**What is required**
Quote the whole listing verbatim.

**Stored rows**
- - -

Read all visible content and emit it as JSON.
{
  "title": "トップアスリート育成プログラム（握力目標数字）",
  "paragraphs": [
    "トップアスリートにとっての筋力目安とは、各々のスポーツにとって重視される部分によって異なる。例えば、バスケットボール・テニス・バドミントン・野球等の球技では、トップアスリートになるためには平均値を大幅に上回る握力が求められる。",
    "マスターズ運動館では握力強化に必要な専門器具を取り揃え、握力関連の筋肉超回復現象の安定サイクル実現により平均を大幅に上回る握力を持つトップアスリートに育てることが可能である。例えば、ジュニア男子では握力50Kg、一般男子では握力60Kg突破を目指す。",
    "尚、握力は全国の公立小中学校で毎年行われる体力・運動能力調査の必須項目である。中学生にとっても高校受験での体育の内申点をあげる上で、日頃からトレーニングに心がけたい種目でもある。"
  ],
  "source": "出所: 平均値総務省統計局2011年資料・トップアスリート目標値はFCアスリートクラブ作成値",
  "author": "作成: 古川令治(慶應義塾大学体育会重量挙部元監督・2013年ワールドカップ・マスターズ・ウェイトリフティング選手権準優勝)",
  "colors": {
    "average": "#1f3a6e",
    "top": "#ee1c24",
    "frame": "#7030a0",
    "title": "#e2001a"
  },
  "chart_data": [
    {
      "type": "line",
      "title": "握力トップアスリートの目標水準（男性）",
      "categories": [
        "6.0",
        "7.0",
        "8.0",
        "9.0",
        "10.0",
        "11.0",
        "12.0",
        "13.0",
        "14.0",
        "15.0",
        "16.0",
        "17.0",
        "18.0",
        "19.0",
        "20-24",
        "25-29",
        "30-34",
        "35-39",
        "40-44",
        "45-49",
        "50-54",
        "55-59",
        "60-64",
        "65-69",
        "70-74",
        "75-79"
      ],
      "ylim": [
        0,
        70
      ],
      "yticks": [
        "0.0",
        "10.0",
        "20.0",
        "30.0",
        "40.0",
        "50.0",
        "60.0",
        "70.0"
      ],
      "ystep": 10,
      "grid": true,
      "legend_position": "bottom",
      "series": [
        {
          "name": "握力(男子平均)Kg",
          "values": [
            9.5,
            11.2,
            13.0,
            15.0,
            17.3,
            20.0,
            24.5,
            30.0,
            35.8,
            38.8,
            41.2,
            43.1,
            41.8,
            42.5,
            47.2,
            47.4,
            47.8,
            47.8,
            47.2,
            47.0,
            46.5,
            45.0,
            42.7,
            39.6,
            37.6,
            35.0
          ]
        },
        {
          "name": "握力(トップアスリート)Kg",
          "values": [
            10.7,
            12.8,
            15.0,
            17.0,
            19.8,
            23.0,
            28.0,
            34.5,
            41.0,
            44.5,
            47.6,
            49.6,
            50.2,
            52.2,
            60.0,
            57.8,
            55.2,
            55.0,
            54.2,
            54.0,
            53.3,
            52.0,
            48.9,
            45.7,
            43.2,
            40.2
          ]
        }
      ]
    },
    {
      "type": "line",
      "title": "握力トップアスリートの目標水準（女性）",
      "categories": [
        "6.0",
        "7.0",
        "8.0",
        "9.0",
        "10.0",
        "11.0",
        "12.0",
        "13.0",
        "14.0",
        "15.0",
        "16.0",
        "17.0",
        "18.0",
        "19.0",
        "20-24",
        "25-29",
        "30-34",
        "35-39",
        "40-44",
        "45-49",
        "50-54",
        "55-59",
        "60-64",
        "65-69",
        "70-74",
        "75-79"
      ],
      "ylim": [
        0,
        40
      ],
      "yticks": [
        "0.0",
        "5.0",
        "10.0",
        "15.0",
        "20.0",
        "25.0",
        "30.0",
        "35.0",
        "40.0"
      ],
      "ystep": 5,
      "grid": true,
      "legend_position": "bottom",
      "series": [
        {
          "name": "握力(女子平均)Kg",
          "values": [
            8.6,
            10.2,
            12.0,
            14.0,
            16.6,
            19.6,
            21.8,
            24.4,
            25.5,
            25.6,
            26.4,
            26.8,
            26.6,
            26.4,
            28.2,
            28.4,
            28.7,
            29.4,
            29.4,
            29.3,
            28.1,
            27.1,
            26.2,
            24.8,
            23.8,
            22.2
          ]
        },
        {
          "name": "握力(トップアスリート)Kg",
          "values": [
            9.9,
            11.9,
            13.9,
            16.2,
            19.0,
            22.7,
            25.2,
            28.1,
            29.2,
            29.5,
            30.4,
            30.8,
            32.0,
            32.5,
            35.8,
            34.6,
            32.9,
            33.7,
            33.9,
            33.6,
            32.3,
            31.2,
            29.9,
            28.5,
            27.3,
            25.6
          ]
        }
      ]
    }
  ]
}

- - -

**Answer to this exercise**
Read all visible content and emit it as JSON.
{
  "title": "トップアスリート育成プログラム（握力目標数字）",
  "paragraphs": [
    "トップアスリートにとっての筋力目安とは、各々のスポーツにとって重視される部分によって異なる。例えば、バスケットボール・テニス・バドミントン・野球等の球技では、トップアスリートになるためには平均値を大幅に上回る握力が求められる。",
    "マスターズ運動館では握力強化に必要な専門器具を取り揃え、握力関連の筋肉超回復現象の安定サイクル実現により平均を大幅に上回る握力を持つトップアスリートに育てることが可能である。例えば、ジュニア男子では握力50Kg、一般男子では握力60Kg突破を目指す。",
    "尚、握力は全国の公立小中学校で毎年行われる体力・運動能力調査の必須項目である。中学生にとっても高校受験での体育の内申点をあげる上で、日頃からトレーニングに心がけたい種目でもある。"
  ],
  "source": "出所: 平均値総務省統計局2011年資料・トップアスリート目標値はFCアスリートクラブ作成値",
  "author": "作成: 古川令治(慶應義塾大学体育会重量挙部元監督・2013年ワールドカップ・マスターズ・ウェイトリフティング選手権準優勝)",
  "colors": {
    "average": "#1f3a6e",
    "top": "#ee1c24",
    "frame": "#7030a0",
    "title": "#e2001a"
  },
  "chart_data": [
    {
      "type": "line",
      "title": "握力トップアスリートの目標水準（男性）",
      "categories": [
        "6.0",
        "7.0",
        "8.0",
        "9.0",
        "10.0",
        "11.0",
        "12.0",
        "13.0",
        "14.0",
        "15.0",
        "16.0",
        "17.0",
        "18.0",
        "19.0",
        "20-24",
        "25-29",
        "30-34",
        "35-39",
        "40-44",
        "45-49",
        "50-54",
        "55-59",
        "60-64",
        "65-69",
        "70-74",
        "75-79"
      ],
      "ylim": [
        0,
        70
      ],
      "yticks": [
        "0.0",
        "10.0",
        "20.0",
        "30.0",
        "40.0",
        "50.0",
        "60.0",
        "70.0"
      ],
      "ystep": 10,
      "grid": true,
      "legend_position": "bottom",
      "series": [
        {
          "name": "握力(男子平均)Kg",
          "values": [
            9.5,
            11.2,
            13.0,
            15.0,
            17.3,
            20.0,
            24.5,
            30.0,
            35.8,
            38.8,
            41.2,
            43.1,
            41.8,
            42.5,
            47.2,
            47.4,
            47.8,
            47.8,
            47.2,
            47.0,
            46.5,
            45.0,
            42.7,
            39.6,
            37.6,
            35.0
          ]
        },
        {
          "name": "握力(トップアスリート)Kg",
          "values": [
            10.7,
            12.8,
            15.0,
            17.0,
            19.8,
            23.0,
            28.0,
            34.5,
            41.0,
            44.5,
            47.6,
            49.6,
            50.2,
            52.2,
            60.0,
            57.8,
            55.2,
            55.0,
            54.2,
            54.0,
            53.3,
            52.0,
            48.9,
            45.7,
            43.2,
            40.2
          ]
        }
      ]
    },
    {
      "type": "line",
      "title": "握力トップアスリートの目標水準（女性）",
      "categories": [
        "6.0",
        "7.0",
        "8.0",
        "9.0",
        "10.0",
        "11.0",
        "12.0",
        "13.0",
        "14.0",
        "15.0",
        "16.0",
        "17.0",
        "18.0",
        "19.0",
        "20-24",
        "25-29",
        "30-34",
        "35-39",
        "40-44",
        "45-49",
        "50-54",
        "55-59",
        "60-64",
        "65-69",
        "70-74",
        "75-79"
      ],
      "ylim": [
        0,
        40
      ],
      "yticks": [
        "0.0",
        "5.0",
        "10.0",
        "15.0",
        "20.0",
        "25.0",
        "30.0",
        "35.0",
        "40.0"
      ],
      "ystep": 5,
      "grid": true,
      "legend_position": "bottom",
      "series": [
        {
          "name": "握力(女子平均)Kg",
          "values": [
            8.6,
            10.2,
            12.0,
            14.0,
            16.6,
            19.6,
            21.8,
            24.4,
            25.5,
            25.6,
            26.4,
            26.8,
            26.6,
            26.4,
            28.2,
            28.4,
            28.7,
            29.4,
            29.4,
            29.3,
            28.1,
            27.1,
            26.2,
            24.8,
            23.8,
            22.2
          ]
        },
        {
          "name": "握力(トップアスリート)Kg",
          "values": [
            9.9,
            11.9,
            13.9,
            16.2,
            19.0,
            22.7,
            25.2,
            28.1,
            29.2,
            29.5,
            30.4,
            30.8,
            32.0,
            32.5,
            35.8,
            34.6,
            32.9,
            33.7,
            33.9,
            33.6,
            32.3,
            31.2,
            29.9,
            28.5,
            27.3,
            25.6
          ]
        }
      ]
    }
  ]
}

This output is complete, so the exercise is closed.